- **THE TASK**
In full and without deviation, write out the entries that follow.

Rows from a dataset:
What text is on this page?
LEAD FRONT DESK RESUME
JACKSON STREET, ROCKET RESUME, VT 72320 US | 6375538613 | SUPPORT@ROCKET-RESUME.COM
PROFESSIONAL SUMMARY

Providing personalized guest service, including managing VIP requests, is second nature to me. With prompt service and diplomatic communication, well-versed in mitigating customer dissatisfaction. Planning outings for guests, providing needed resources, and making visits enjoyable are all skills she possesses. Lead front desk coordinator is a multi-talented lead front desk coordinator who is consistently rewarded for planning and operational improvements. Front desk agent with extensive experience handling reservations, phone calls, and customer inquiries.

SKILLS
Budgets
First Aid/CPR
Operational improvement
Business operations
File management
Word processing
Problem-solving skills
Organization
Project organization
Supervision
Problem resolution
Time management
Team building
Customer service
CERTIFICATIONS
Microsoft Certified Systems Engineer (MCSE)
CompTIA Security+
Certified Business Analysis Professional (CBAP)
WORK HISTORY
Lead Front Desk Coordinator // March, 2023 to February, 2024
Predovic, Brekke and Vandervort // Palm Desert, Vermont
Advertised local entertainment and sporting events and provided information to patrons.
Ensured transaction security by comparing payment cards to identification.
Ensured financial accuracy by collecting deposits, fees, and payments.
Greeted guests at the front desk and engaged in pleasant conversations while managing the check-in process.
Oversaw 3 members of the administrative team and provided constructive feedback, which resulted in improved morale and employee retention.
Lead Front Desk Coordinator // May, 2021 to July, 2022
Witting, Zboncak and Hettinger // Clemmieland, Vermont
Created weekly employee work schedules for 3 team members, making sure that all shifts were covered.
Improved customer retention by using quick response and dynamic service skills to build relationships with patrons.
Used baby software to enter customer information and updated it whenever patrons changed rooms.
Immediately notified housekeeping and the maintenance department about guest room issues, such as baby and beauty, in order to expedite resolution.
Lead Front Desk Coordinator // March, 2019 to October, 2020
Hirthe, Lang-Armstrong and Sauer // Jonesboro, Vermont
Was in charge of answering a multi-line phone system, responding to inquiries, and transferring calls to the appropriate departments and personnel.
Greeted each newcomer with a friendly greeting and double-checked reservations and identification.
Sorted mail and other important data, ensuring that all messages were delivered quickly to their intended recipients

- **EXERCISE SOLUTION**
What text is on this page?
LEAD FRONT DESK RESUME
JACKSON STREET, ROCKET RESUME, VT 72320 US | 6375538613 | SUPPORT@ROCKET-RESUME.COM
PROFESSIONAL SUMMARY

Providing personalized guest service, including managing VIP requests, is second nature to me. With prompt service and diplomatic communication, well-versed in mitigating customer dissatisfaction. Planning outings for guests, providing needed resources, and making visits enjoyable are all skills she possesses. Lead front desk coordinator is a multi-talented lead front desk coordinator who is consistently rewarded for planning and operational improvements. Front desk agent with extensive experience handling reservations, phone calls, and customer inquiries.

SKILLS
Budgets
First Aid/CPR
Operational improvement
Business operations
File management
Word processing
Problem-solving skills
Organization
Project organization
Supervision
Problem resolution
Time management
Team building
Customer service
CERTIFICATIONS
Microsoft Certified Systems Engineer (MCSE)
CompTIA Security+
Certified Business Analysis Professional (CBAP)
WORK HISTORY
Lead Front Desk Coordinator // March, 2023 to February, 2024
Predovic, Brekke and Vandervort // Palm Desert, Vermont
Advertised local entertainment and sporting events and provided information to patrons.
Ensured transaction security by comparing payment cards to identification.
Ensured financial accuracy by collecting deposits, fees, and payments.
Greeted guests at the front desk and engaged in pleasant conversations while managing the check-in process.
Oversaw 3 members of the administrative team and provided constructive feedback, which resulted in improved morale and employee retention.
Lead Front Desk Coordinator // May, 2021 to July, 2022
Witting, Zboncak and Hettinger // Clemmieland, Vermont
Created weekly employee work schedules for 3 team members, making sure that all shifts were covered.
Improved customer retention by using quick response and dynamic service skills to build relationships with patrons.
Used baby software to enter customer information and updated it whenever patrons changed rooms.
Immediately notified housekeeping and the maintenance department about guest room issues, such as baby and beauty, in order to expedite resolution.
Lead Front Desk Coordinator // March, 2019 to October, 2020
Hirthe, Lang-Armstrong and Sauer // Jonesboro, Vermont
Was in charge of answering a multi-line phone system, responding to inquiries, and transferring calls to the appropriate departments and personnel.
Greeted each newcomer with a friendly greeting and double-checked reservations and identification.
Sorted mail and other important data, ensuring that all messages were delivered quickly to their intended recipients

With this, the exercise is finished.